§ **Exercise requirements**:
Copy out each line that includes the word "trafiken".

══════════════════════════════

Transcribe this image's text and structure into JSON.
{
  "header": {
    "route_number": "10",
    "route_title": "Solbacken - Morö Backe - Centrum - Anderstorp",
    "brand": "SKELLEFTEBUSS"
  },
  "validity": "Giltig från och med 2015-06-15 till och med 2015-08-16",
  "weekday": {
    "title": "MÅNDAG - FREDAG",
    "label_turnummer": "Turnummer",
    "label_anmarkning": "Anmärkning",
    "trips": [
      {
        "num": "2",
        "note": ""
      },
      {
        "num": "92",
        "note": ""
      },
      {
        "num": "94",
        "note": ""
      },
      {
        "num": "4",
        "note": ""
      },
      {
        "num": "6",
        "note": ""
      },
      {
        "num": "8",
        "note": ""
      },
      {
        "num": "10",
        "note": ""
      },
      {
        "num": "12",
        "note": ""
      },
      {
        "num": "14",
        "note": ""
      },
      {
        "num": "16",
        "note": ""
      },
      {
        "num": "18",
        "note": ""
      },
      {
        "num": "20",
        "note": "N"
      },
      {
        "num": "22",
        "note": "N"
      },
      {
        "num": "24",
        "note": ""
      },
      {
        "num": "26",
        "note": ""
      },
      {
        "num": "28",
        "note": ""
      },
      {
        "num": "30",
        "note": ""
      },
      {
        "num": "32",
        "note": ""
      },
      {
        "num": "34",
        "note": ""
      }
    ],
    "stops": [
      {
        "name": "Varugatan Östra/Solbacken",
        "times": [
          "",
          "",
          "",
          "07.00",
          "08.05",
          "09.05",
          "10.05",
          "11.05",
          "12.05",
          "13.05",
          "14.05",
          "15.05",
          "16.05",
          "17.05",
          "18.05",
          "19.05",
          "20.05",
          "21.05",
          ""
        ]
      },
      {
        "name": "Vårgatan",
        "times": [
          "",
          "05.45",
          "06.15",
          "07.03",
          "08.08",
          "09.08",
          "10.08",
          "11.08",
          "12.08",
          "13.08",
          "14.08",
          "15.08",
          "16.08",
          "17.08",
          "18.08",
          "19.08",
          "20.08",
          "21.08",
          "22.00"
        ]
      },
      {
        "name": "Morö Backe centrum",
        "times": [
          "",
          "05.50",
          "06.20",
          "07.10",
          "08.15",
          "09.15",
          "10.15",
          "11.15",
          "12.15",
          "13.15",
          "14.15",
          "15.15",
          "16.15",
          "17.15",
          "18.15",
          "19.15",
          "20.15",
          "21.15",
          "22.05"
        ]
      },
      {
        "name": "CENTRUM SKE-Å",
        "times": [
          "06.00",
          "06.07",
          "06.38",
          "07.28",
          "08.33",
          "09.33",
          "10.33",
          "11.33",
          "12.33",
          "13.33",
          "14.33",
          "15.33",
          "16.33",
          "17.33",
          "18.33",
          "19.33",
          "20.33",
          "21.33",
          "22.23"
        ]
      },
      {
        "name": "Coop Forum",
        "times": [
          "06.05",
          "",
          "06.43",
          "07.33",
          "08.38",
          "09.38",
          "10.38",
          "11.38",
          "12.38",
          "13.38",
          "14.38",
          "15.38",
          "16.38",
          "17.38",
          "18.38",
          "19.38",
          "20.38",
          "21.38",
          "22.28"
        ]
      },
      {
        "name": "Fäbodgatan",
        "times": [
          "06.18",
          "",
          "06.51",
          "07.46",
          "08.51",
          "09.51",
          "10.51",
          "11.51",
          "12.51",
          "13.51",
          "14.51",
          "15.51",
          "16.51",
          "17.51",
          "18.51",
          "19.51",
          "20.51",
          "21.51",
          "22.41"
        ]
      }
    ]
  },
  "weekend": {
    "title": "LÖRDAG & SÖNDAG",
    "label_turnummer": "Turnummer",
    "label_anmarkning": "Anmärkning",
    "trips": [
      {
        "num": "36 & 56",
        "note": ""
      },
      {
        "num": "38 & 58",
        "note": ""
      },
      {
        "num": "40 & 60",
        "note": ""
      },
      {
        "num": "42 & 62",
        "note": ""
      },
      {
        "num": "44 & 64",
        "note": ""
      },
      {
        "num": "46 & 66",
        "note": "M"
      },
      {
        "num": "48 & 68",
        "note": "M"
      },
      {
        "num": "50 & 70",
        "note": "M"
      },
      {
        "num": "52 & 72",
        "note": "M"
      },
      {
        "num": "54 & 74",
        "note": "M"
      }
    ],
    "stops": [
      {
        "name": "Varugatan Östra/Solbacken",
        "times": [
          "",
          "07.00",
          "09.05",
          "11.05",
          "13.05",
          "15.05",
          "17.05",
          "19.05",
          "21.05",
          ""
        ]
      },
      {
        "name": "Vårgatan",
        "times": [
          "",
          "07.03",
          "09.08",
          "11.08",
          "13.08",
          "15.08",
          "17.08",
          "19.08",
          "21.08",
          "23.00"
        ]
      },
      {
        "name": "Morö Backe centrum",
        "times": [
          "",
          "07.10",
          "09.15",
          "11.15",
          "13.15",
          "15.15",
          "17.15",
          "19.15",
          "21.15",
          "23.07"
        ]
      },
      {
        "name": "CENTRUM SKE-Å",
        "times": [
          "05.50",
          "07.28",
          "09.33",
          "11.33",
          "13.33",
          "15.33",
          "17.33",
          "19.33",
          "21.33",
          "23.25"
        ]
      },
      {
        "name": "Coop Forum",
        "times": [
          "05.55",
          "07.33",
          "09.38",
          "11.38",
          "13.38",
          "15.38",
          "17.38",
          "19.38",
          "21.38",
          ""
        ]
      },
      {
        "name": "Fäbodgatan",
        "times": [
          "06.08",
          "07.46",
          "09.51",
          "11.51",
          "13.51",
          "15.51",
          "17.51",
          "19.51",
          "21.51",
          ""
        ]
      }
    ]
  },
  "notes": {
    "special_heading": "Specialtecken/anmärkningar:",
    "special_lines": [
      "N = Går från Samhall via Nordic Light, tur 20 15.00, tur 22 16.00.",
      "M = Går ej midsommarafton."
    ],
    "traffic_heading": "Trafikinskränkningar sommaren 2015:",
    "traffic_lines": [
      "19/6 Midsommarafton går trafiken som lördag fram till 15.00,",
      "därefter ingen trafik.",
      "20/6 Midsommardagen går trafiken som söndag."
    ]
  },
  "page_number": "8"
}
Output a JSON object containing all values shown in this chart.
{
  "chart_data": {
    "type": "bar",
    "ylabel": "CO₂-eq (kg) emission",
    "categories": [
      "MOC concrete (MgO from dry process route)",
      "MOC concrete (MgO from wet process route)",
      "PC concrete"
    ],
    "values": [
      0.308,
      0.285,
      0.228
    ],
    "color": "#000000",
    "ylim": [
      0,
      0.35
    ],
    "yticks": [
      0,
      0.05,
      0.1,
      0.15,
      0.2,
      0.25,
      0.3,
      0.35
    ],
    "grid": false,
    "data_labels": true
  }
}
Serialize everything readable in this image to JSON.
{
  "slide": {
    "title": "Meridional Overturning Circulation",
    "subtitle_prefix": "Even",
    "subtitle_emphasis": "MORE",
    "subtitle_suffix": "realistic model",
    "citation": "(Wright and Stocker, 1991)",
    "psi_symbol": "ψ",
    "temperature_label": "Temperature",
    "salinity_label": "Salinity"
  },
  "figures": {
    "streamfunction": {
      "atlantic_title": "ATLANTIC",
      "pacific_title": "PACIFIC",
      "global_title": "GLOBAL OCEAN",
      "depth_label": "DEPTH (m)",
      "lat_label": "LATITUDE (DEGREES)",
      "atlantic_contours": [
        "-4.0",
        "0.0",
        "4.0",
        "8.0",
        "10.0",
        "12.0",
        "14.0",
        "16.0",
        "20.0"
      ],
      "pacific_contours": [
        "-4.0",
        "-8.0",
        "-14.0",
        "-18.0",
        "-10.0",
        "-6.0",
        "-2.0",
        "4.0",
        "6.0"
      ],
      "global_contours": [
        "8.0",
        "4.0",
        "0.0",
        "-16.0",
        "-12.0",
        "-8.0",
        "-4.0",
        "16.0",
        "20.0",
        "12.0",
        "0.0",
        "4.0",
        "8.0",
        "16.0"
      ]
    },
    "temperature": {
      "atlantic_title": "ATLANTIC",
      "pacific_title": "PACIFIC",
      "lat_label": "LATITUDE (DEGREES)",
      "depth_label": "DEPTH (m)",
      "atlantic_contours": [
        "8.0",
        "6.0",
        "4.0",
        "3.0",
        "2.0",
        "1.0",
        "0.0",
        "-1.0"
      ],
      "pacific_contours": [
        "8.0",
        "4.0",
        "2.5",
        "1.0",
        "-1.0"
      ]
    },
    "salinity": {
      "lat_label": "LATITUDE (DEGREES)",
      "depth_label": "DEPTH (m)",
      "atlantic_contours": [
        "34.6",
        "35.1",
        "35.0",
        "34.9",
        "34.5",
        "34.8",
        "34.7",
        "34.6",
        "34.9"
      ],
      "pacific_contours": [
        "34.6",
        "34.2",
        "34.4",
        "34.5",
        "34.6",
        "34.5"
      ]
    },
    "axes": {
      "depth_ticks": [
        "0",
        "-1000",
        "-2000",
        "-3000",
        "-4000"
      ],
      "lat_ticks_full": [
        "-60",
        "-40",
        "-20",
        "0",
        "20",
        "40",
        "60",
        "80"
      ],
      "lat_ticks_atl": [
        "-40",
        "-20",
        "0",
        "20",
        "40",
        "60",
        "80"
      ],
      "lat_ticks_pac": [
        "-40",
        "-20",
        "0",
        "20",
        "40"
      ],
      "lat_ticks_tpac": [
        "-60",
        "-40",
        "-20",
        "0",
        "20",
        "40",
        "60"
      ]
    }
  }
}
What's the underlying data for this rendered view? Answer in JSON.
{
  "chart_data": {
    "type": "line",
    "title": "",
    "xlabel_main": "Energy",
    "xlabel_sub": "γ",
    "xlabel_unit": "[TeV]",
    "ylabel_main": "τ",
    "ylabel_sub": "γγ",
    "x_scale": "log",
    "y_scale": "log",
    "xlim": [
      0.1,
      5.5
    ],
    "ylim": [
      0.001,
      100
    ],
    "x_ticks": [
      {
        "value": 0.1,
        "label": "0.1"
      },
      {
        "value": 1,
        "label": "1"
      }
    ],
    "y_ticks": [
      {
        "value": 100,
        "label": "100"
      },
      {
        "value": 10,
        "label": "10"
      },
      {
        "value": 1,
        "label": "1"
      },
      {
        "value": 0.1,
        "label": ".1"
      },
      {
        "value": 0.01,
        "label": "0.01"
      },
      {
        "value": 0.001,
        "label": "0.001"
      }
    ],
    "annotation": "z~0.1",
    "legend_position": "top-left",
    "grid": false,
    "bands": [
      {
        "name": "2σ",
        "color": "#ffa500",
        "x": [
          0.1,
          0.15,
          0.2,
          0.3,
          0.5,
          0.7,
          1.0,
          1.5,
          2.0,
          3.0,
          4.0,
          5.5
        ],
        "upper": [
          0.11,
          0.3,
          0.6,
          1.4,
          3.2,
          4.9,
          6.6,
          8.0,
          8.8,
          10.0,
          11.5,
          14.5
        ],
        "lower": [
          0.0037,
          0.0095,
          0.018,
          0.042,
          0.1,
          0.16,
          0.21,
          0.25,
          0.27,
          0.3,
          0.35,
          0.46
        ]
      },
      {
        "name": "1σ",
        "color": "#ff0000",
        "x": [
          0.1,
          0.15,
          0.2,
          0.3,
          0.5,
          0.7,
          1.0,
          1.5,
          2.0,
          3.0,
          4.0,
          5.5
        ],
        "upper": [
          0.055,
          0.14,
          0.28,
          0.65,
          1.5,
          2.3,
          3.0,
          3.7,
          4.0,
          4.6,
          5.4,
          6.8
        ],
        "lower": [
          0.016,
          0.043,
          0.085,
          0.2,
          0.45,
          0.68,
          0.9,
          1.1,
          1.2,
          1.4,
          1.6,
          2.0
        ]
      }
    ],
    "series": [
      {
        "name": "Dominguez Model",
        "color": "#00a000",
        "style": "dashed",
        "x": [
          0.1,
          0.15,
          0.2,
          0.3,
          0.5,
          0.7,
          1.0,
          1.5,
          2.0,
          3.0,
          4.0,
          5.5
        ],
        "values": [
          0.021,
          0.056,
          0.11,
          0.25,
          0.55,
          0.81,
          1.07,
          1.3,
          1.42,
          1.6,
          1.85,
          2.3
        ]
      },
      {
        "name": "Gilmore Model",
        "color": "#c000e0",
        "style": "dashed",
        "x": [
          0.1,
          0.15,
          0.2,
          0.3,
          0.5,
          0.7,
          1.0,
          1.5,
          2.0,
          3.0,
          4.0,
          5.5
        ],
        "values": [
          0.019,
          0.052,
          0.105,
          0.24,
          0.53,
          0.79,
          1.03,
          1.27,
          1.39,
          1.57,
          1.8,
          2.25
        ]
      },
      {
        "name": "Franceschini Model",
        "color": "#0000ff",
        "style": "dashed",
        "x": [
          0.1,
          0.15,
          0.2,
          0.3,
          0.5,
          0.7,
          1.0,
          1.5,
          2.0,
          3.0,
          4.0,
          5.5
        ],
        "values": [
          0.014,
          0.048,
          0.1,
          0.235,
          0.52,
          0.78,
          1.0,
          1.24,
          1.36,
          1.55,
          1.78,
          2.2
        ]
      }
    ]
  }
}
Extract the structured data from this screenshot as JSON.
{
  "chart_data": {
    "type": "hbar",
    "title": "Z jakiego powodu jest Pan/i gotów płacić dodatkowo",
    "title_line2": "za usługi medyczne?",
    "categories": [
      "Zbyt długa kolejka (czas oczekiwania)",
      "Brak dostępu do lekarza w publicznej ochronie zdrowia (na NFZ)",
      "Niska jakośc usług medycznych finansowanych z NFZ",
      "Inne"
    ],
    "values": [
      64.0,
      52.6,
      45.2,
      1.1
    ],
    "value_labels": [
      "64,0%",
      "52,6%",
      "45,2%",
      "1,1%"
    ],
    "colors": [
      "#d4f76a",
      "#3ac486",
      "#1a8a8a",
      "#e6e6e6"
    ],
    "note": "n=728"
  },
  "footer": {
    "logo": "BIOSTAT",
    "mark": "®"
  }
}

══════════════════════════════

§ **Task response**:
      "19/6 Midsommarafton går trafiken som lördag fram till 15.00,",
      "20/6 Midsommardagen går trafiken som söndag."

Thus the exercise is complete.